Request: Provide the records once more, identical to the original.

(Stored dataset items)
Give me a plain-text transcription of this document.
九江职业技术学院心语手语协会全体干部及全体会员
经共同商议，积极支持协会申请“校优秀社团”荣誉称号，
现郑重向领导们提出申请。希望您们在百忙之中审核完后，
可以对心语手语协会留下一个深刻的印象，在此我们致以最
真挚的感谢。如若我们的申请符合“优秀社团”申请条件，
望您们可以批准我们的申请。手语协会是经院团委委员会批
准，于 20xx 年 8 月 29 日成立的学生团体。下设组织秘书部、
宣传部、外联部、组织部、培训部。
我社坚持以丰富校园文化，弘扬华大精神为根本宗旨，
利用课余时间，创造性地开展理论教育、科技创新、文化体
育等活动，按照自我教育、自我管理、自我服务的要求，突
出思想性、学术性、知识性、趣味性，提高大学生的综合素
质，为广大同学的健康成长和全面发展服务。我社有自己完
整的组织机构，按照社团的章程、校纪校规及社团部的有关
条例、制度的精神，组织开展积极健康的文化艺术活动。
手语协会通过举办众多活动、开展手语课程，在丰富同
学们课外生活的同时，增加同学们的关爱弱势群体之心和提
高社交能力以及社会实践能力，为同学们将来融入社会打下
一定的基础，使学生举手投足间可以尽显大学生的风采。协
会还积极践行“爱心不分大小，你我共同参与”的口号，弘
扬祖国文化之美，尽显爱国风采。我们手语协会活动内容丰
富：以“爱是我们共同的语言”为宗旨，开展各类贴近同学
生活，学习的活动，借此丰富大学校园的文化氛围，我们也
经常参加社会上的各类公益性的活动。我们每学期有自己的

The answer:
Give me a plain-text transcription of this document.
九江职业技术学院心语手语协会全体干部及全体会员
经共同商议，积极支持协会申请“校优秀社团”荣誉称号，
现郑重向领导们提出申请。希望您们在百忙之中审核完后，
可以对心语手语协会留下一个深刻的印象，在此我们致以最
真挚的感谢。如若我们的申请符合“优秀社团”申请条件，
望您们可以批准我们的申请。手语协会是经院团委委员会批
准，于 20xx 年 8 月 29 日成立的学生团体。下设组织秘书部、
宣传部、外联部、组织部、培训部。
我社坚持以丰富校园文化，弘扬华大精神为根本宗旨，
利用课余时间，创造性地开展理论教育、科技创新、文化体
育等活动，按照自我教育、自我管理、自我服务的要求，突
出思想性、学术性、知识性、趣味性，提高大学生的综合素
质，为广大同学的健康成长和全面发展服务。我社有自己完
整的组织机构，按照社团的章程、校纪校规及社团部的有关
条例、制度的精神，组织开展积极健康的文化艺术活动。
手语协会通过举办众多活动、开展手语课程，在丰富同
学们课外生活的同时，增加同学们的关爱弱势群体之心和提
高社交能力以及社会实践能力，为同学们将来融入社会打下
一定的基础，使学生举手投足间可以尽显大学生的风采。协
会还积极践行“爱心不分大小，你我共同参与”的口号，弘
扬祖国文化之美，尽显爱国风采。我们手语协会活动内容丰
富：以“爱是我们共同的语言”为宗旨，开展各类贴近同学
生活，学习的活动，借此丰富大学校园的文化氛围，我们也
经常参加社会上的各类公益性的活动。我们每学期有自己的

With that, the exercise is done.